▶ _What is being asked_: How many lines in the records below contain the string "chart", matched case-sensitively? Reply with the number alone.

▶ _Material supplied_:
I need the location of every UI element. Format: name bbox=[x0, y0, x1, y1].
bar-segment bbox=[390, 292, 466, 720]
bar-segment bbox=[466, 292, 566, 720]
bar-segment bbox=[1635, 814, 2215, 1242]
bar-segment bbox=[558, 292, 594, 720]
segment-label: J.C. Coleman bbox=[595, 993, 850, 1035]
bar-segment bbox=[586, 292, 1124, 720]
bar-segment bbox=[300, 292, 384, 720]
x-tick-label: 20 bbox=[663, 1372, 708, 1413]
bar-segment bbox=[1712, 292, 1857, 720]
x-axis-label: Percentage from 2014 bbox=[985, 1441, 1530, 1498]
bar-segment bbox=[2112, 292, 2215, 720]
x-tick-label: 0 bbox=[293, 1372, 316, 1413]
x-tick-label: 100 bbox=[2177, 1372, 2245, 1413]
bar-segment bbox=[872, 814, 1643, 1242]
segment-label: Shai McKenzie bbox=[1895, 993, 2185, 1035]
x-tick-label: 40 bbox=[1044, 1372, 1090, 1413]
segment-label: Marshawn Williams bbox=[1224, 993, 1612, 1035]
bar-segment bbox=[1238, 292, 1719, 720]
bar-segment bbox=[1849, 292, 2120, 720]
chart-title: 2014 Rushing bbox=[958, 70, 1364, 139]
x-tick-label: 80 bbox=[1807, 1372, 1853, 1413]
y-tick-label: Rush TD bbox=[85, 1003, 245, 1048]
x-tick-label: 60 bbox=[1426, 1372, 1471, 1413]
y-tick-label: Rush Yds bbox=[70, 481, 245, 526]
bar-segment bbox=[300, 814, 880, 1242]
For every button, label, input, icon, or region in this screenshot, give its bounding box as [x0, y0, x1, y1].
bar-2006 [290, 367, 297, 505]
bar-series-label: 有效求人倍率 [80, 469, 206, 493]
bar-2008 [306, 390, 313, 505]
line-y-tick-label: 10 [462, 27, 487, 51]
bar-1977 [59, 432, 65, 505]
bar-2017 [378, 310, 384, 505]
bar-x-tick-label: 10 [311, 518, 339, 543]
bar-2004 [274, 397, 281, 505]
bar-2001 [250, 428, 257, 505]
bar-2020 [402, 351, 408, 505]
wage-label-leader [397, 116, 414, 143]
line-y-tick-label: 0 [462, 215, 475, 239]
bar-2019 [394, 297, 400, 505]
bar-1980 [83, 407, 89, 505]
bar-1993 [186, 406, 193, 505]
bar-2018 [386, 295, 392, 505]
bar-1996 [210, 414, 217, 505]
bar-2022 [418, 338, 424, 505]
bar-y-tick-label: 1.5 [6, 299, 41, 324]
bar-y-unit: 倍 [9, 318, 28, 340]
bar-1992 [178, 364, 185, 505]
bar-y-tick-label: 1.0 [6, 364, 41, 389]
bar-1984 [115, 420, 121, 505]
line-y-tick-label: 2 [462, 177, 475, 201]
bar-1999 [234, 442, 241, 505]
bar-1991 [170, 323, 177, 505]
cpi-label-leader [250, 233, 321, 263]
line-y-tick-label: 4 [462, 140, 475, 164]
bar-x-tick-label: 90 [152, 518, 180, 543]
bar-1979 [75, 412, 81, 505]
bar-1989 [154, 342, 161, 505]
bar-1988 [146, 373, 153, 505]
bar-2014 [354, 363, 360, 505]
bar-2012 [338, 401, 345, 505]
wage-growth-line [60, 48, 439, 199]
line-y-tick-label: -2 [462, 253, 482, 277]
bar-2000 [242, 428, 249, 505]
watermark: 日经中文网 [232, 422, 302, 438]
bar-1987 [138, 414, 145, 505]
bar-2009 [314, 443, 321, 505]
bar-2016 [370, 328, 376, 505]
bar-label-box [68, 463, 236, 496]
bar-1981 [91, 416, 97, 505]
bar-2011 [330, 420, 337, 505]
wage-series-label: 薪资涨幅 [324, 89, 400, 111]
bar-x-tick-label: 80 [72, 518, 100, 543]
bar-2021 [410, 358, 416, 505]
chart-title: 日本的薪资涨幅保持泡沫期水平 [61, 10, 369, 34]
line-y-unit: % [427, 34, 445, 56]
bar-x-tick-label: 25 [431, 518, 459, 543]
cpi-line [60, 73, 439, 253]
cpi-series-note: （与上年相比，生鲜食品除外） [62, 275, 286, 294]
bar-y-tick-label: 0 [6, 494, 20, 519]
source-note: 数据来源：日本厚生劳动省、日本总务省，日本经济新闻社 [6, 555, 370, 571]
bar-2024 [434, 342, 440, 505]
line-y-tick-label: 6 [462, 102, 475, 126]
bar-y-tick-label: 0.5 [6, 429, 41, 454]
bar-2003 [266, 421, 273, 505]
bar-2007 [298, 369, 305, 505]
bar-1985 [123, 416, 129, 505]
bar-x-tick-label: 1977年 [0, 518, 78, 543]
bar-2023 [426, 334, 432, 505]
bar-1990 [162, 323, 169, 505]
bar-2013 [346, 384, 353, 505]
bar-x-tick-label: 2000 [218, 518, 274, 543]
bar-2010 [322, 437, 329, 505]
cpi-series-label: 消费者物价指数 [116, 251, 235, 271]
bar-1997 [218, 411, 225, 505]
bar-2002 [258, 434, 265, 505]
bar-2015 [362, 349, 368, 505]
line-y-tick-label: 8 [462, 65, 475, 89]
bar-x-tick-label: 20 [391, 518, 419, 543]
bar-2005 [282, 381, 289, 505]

▶ _Worked answer_: 2